Required task:
What is needed here is an exact copy of every entry.

Entries shown:
↓↓↓

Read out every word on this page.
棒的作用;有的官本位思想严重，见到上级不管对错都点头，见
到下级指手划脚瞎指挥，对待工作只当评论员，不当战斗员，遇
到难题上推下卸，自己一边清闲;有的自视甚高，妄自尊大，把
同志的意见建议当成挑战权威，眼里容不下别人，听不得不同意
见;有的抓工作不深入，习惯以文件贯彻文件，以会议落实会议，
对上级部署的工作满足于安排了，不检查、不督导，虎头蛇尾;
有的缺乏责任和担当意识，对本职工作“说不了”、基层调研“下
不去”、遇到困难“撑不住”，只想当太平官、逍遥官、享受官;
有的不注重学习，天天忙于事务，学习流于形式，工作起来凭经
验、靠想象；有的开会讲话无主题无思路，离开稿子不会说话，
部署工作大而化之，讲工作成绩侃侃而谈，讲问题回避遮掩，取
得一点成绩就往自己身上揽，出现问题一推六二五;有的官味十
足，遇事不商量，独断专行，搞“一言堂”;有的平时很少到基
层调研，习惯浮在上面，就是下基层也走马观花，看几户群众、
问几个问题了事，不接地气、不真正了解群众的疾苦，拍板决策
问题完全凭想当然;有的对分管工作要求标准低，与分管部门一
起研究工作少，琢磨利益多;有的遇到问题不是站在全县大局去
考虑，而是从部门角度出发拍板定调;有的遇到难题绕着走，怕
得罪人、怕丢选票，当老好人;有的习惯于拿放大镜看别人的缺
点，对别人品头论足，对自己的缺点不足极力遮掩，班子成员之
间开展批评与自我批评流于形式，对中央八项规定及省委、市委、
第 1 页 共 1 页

↑↑↑

Result below:
Read out every word on this page.
棒的作用;有的官本位思想严重，见到上级不管对错都点头，见
到下级指手划脚瞎指挥，对待工作只当评论员，不当战斗员，遇
到难题上推下卸，自己一边清闲;有的自视甚高，妄自尊大，把
同志的意见建议当成挑战权威，眼里容不下别人，听不得不同意
见;有的抓工作不深入，习惯以文件贯彻文件，以会议落实会议，
对上级部署的工作满足于安排了，不检查、不督导，虎头蛇尾;
有的缺乏责任和担当意识，对本职工作“说不了”、基层调研“下
不去”、遇到困难“撑不住”，只想当太平官、逍遥官、享受官;
有的不注重学习，天天忙于事务，学习流于形式，工作起来凭经
验、靠想象；有的开会讲话无主题无思路，离开稿子不会说话，
部署工作大而化之，讲工作成绩侃侃而谈，讲问题回避遮掩，取
得一点成绩就往自己身上揽，出现问题一推六二五;有的官味十
足，遇事不商量，独断专行，搞“一言堂”;有的平时很少到基
层调研，习惯浮在上面，就是下基层也走马观花，看几户群众、
问几个问题了事，不接地气、不真正了解群众的疾苦，拍板决策
问题完全凭想当然;有的对分管工作要求标准低，与分管部门一
起研究工作少，琢磨利益多;有的遇到问题不是站在全县大局去
考虑，而是从部门角度出发拍板定调;有的遇到难题绕着走，怕
得罪人、怕丢选票，当老好人;有的习惯于拿放大镜看别人的缺
点，对别人品头论足，对自己的缺点不足极力遮掩，班子成员之
间开展批评与自我批评流于形式，对中央八项规定及省委、市委、
第 1 页 共 1 页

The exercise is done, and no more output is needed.